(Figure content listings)
»»

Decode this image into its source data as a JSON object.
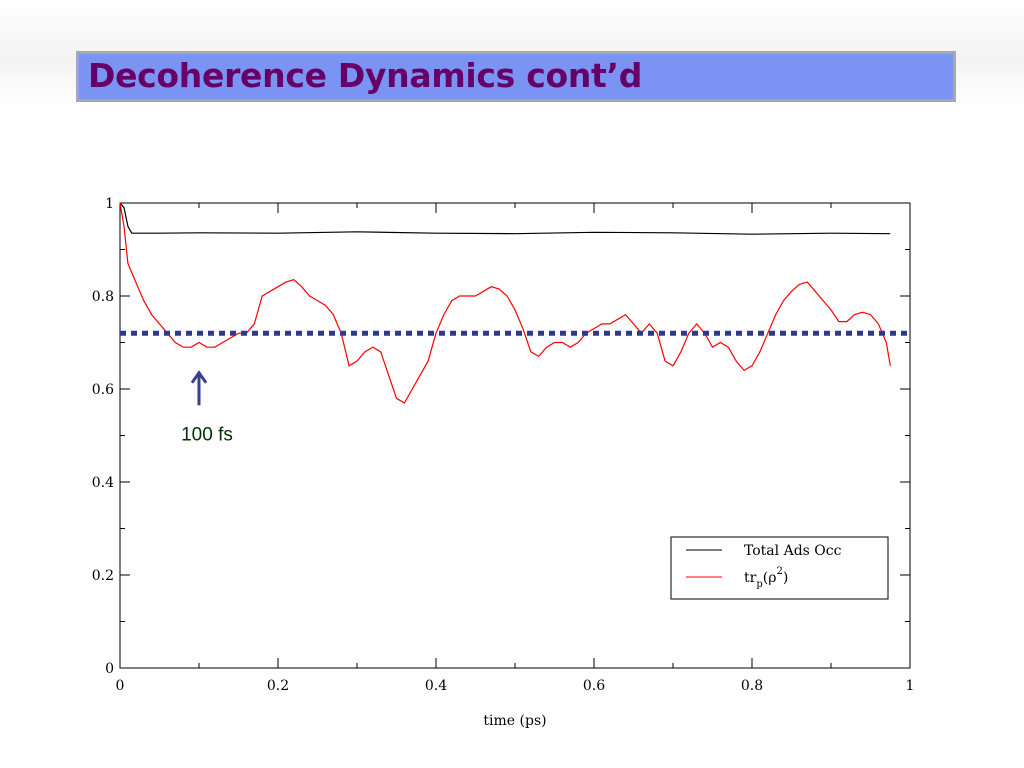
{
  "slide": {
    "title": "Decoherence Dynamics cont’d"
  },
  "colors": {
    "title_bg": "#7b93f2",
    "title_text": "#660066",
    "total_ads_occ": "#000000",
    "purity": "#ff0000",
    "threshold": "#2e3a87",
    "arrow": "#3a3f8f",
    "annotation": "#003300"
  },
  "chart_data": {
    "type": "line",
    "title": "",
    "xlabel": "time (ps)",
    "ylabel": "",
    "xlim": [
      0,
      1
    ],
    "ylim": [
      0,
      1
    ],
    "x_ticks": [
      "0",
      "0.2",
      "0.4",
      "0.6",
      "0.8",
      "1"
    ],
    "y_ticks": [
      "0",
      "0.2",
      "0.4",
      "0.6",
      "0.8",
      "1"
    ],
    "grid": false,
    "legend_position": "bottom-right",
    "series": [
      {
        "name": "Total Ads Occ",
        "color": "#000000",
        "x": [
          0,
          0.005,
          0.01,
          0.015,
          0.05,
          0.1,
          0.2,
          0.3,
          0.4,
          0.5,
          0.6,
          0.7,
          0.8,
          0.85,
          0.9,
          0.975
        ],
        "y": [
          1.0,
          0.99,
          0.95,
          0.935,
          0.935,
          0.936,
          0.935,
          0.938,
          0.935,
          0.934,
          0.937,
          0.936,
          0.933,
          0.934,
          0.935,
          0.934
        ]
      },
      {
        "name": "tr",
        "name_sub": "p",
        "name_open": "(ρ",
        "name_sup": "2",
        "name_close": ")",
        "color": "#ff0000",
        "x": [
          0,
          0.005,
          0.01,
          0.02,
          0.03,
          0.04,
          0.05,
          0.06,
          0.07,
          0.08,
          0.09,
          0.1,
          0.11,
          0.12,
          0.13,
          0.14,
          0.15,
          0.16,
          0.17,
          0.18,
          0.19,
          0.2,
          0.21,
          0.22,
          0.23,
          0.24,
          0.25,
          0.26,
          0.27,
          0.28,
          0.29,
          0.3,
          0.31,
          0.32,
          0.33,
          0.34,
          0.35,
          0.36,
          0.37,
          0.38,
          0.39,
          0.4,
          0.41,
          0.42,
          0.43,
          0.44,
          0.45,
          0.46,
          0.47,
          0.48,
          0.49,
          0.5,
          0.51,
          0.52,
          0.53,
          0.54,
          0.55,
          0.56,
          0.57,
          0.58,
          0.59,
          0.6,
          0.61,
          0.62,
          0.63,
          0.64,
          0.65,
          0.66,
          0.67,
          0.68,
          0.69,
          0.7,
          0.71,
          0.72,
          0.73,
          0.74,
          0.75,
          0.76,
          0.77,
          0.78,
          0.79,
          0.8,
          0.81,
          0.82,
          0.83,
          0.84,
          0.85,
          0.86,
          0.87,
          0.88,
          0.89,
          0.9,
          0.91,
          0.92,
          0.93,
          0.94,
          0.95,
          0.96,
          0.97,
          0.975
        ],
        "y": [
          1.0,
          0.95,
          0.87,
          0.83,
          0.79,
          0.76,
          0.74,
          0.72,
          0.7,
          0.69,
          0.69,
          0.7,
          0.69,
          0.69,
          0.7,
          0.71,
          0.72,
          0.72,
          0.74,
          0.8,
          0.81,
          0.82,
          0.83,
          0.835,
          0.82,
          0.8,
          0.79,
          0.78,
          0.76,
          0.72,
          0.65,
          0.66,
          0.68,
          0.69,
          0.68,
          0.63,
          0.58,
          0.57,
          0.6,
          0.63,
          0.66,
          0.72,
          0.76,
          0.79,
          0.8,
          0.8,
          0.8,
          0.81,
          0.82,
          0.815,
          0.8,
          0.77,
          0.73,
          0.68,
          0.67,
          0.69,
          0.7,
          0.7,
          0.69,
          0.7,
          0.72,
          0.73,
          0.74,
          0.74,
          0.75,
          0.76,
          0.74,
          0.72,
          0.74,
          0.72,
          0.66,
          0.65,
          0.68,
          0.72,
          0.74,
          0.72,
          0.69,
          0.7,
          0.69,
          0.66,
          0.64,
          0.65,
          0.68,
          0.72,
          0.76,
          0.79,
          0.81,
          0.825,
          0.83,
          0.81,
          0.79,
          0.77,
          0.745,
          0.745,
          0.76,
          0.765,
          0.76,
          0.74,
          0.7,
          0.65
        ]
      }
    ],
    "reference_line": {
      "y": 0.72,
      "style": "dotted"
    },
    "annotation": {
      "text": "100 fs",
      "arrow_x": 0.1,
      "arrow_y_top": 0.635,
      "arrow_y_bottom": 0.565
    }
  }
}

««

TO DO
Reproduce the entries exactly. Do not carry over any picture.

TASK SOLUTION
Decode this image into its source data as a JSON object.
{
  "slide": {
    "title": "Decoherence Dynamics cont’d"
  },
  "colors": {
    "title_bg": "#7b93f2",
    "title_text": "#660066",
    "total_ads_occ": "#000000",
    "purity": "#ff0000",
    "threshold": "#2e3a87",
    "arrow": "#3a3f8f",
    "annotation": "#003300"
  },
  "chart_data": {
    "type": "line",
    "title": "",
    "xlabel": "time (ps)",
    "ylabel": "",
    "xlim": [
      0,
      1
    ],
    "ylim": [
      0,
      1
    ],
    "x_ticks": [
      "0",
      "0.2",
      "0.4",
      "0.6",
      "0.8",
      "1"
    ],
    "y_ticks": [
      "0",
      "0.2",
      "0.4",
      "0.6",
      "0.8",
      "1"
    ],
    "grid": false,
    "legend_position": "bottom-right",
    "series": [
      {
        "name": "Total Ads Occ",
        "color": "#000000",
        "x": [
          0,
          0.005,
          0.01,
          0.015,
          0.05,
          0.1,
          0.2,
          0.3,
          0.4,
          0.5,
          0.6,
          0.7,
          0.8,
          0.85,
          0.9,
          0.975
        ],
        "y": [
          1.0,
          0.99,
          0.95,
          0.935,
          0.935,
          0.936,
          0.935,
          0.938,
          0.935,
          0.934,
          0.937,
          0.936,
          0.933,
          0.934,
          0.935,
          0.934
        ]
      },
      {
        "name": "tr",
        "name_sub": "p",
        "name_open": "(ρ",
        "name_sup": "2",
        "name_close": ")",
        "color": "#ff0000",
        "x": [
          0,
          0.005,
          0.01,
          0.02,
          0.03,
          0.04,
          0.05,
          0.06,
          0.07,
          0.08,
          0.09,
          0.1,
          0.11,
          0.12,
          0.13,
          0.14,
          0.15,
          0.16,
          0.17,
          0.18,
          0.19,
          0.2,
          0.21,
          0.22,
          0.23,
          0.24,
          0.25,
          0.26,
          0.27,
          0.28,
          0.29,
          0.3,
          0.31,
          0.32,
          0.33,
          0.34,
          0.35,
          0.36,
          0.37,
          0.38,
          0.39,
          0.4,
          0.41,
          0.42,
          0.43,
          0.44,
          0.45,
          0.46,
          0.47,
          0.48,
          0.49,
          0.5,
          0.51,
          0.52,
          0.53,
          0.54,
          0.55,
          0.56,
          0.57,
          0.58,
          0.59,
          0.6,
          0.61,
          0.62,
          0.63,
          0.64,
          0.65,
          0.66,
          0.67,
          0.68,
          0.69,
          0.7,
          0.71,
          0.72,
          0.73,
          0.74,
          0.75,
          0.76,
          0.77,
          0.78,
          0.79,
          0.8,
          0.81,
          0.82,
          0.83,
          0.84,
          0.85,
          0.86,
          0.87,
          0.88,
          0.89,
          0.9,
          0.91,
          0.92,
          0.93,
          0.94,
          0.95,
          0.96,
          0.97,
          0.975
        ],
        "y": [
          1.0,
          0.95,
          0.87,
          0.83,
          0.79,
          0.76,
          0.74,
          0.72,
          0.7,
          0.69,
          0.69,
          0.7,
          0.69,
          0.69,
          0.7,
          0.71,
          0.72,
          0.72,
          0.74,
          0.8,
          0.81,
          0.82,
          0.83,
          0.835,
          0.82,
          0.8,
          0.79,
          0.78,
          0.76,
          0.72,
          0.65,
          0.66,
          0.68,
          0.69,
          0.68,
          0.63,
          0.58,
          0.57,
          0.6,
          0.63,
          0.66,
          0.72,
          0.76,
          0.79,
          0.8,
          0.8,
          0.8,
          0.81,
          0.82,
          0.815,
          0.8,
          0.77,
          0.73,
          0.68,
          0.67,
          0.69,
          0.7,
          0.7,
          0.69,
          0.7,
          0.72,
          0.73,
          0.74,
          0.74,
          0.75,
          0.76,
          0.74,
          0.72,
          0.74,
          0.72,
          0.66,
          0.65,
          0.68,
          0.72,
          0.74,
          0.72,
          0.69,
          0.7,
          0.69,
          0.66,
          0.64,
          0.65,
          0.68,
          0.72,
          0.76,
          0.79,
          0.81,
          0.825,
          0.83,
          0.81,
          0.79,
          0.77,
          0.745,
          0.745,
          0.76,
          0.765,
          0.76,
          0.74,
          0.7,
          0.65
        ]
      }
    ],
    "reference_line": {
      "y": 0.72,
      "style": "dotted"
    },
    "annotation": {
      "text": "100 fs",
      "arrow_x": 0.1,
      "arrow_y_top": 0.635,
      "arrow_y_bottom": 0.565
    }
  }
}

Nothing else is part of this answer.